__Goal__:
Your copy of the material must match it exactly, except that pictures are dropped.

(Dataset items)
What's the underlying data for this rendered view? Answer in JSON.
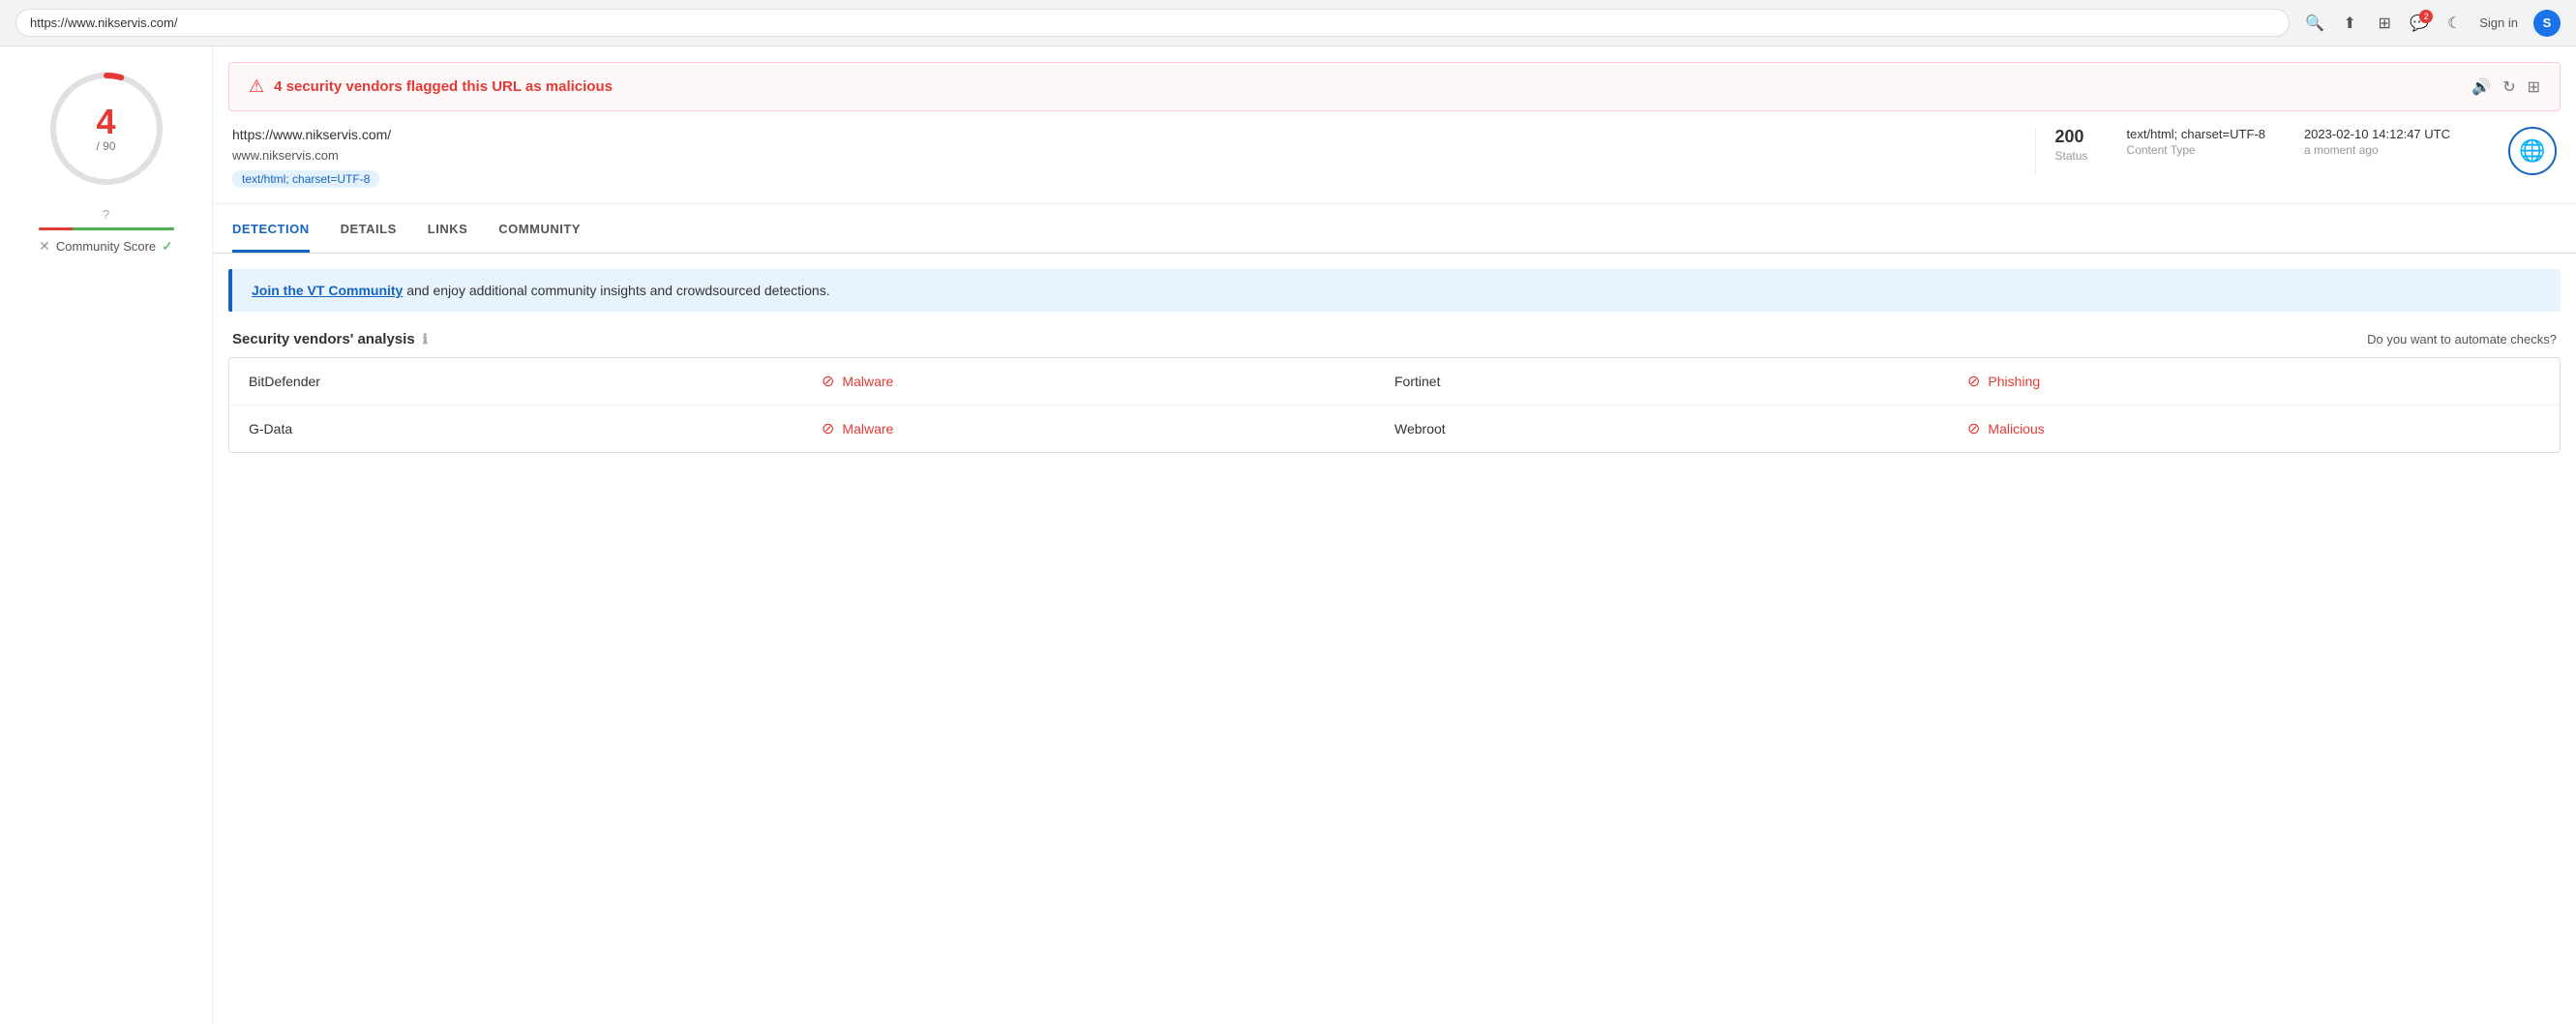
{
  "browser": {
    "url": "https://www.nikservis.com/",
    "sign_in": "S",
    "notification_count": "2"
  },
  "alert": {
    "icon": "⚠",
    "text": "4 security vendors flagged this URL as malicious"
  },
  "url_info": {
    "url": "https://www.nikservis.com/",
    "domain": "www.nikservis.com",
    "content_type_badge": "text/html; charset=UTF-8",
    "status_code": "200",
    "status_label": "Status",
    "content_type": "text/html; charset=UTF-8",
    "content_type_label": "Content Type",
    "timestamp": "2023-02-10 14:12:47 UTC",
    "timestamp_relative": "a moment ago"
  },
  "score": {
    "value": "4",
    "total": "/ 90",
    "gauge_red_pct": 4,
    "gauge_total": 90
  },
  "community_score": {
    "label": "Community Score"
  },
  "tabs": [
    {
      "label": "DETECTION",
      "active": true
    },
    {
      "label": "DETAILS",
      "active": false
    },
    {
      "label": "LINKS",
      "active": false
    },
    {
      "label": "COMMUNITY",
      "active": false
    }
  ],
  "join_bar": {
    "link_text": "Join the VT Community",
    "rest_text": " and enjoy additional community insights and crowdsourced detections."
  },
  "section": {
    "title": "Security vendors' analysis",
    "automate": "Do you want to automate checks?"
  },
  "vendors": [
    {
      "name": "BitDefender",
      "result": "Malware",
      "partner_name": "Fortinet",
      "partner_result": "Phishing"
    },
    {
      "name": "G-Data",
      "result": "Malware",
      "partner_name": "Webroot",
      "partner_result": "Malicious"
    }
  ]
}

__Output__:
What's the underlying data for this rendered view? Answer in JSON.
{
  "browser": {
    "url": "https://www.nikservis.com/",
    "sign_in": "S",
    "notification_count": "2"
  },
  "alert": {
    "icon": "⚠",
    "text": "4 security vendors flagged this URL as malicious"
  },
  "url_info": {
    "url": "https://www.nikservis.com/",
    "domain": "www.nikservis.com",
    "content_type_badge": "text/html; charset=UTF-8",
    "status_code": "200",
    "status_label": "Status",
    "content_type": "text/html; charset=UTF-8",
    "content_type_label": "Content Type",
    "timestamp": "2023-02-10 14:12:47 UTC",
    "timestamp_relative": "a moment ago"
  },
  "score": {
    "value": "4",
    "total": "/ 90",
    "gauge_red_pct": 4,
    "gauge_total": 90
  },
  "community_score": {
    "label": "Community Score"
  },
  "tabs": [
    {
      "label": "DETECTION",
      "active": true
    },
    {
      "label": "DETAILS",
      "active": false
    },
    {
      "label": "LINKS",
      "active": false
    },
    {
      "label": "COMMUNITY",
      "active": false
    }
  ],
  "join_bar": {
    "link_text": "Join the VT Community",
    "rest_text": " and enjoy additional community insights and crowdsourced detections."
  },
  "section": {
    "title": "Security vendors' analysis",
    "automate": "Do you want to automate checks?"
  },
  "vendors": [
    {
      "name": "BitDefender",
      "result": "Malware",
      "partner_name": "Fortinet",
      "partner_result": "Phishing"
    },
    {
      "name": "G-Data",
      "result": "Malware",
      "partner_name": "Webroot",
      "partner_result": "Malicious"
    }
  ]
}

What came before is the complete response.